Data listing
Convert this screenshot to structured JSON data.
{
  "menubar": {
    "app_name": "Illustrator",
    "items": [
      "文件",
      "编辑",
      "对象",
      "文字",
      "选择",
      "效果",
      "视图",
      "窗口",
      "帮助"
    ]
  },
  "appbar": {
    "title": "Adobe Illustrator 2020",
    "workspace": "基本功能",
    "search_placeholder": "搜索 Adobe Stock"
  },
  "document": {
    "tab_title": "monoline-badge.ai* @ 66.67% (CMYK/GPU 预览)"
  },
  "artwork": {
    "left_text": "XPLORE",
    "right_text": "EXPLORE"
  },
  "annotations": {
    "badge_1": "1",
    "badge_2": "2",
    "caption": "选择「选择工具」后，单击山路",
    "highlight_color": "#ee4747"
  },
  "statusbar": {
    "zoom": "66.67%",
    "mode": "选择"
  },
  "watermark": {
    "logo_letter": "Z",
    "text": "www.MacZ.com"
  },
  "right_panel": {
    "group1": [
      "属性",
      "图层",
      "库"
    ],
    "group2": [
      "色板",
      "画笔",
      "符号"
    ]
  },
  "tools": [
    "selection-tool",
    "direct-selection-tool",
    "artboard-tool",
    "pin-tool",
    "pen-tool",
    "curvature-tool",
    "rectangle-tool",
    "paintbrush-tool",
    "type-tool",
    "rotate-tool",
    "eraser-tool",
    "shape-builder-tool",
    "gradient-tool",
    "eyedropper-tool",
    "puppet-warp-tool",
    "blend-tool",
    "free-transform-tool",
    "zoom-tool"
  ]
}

_The problem_
Above are lines of data; state how many of them contain the word "Adobe", with no other output.

_Expected output_
2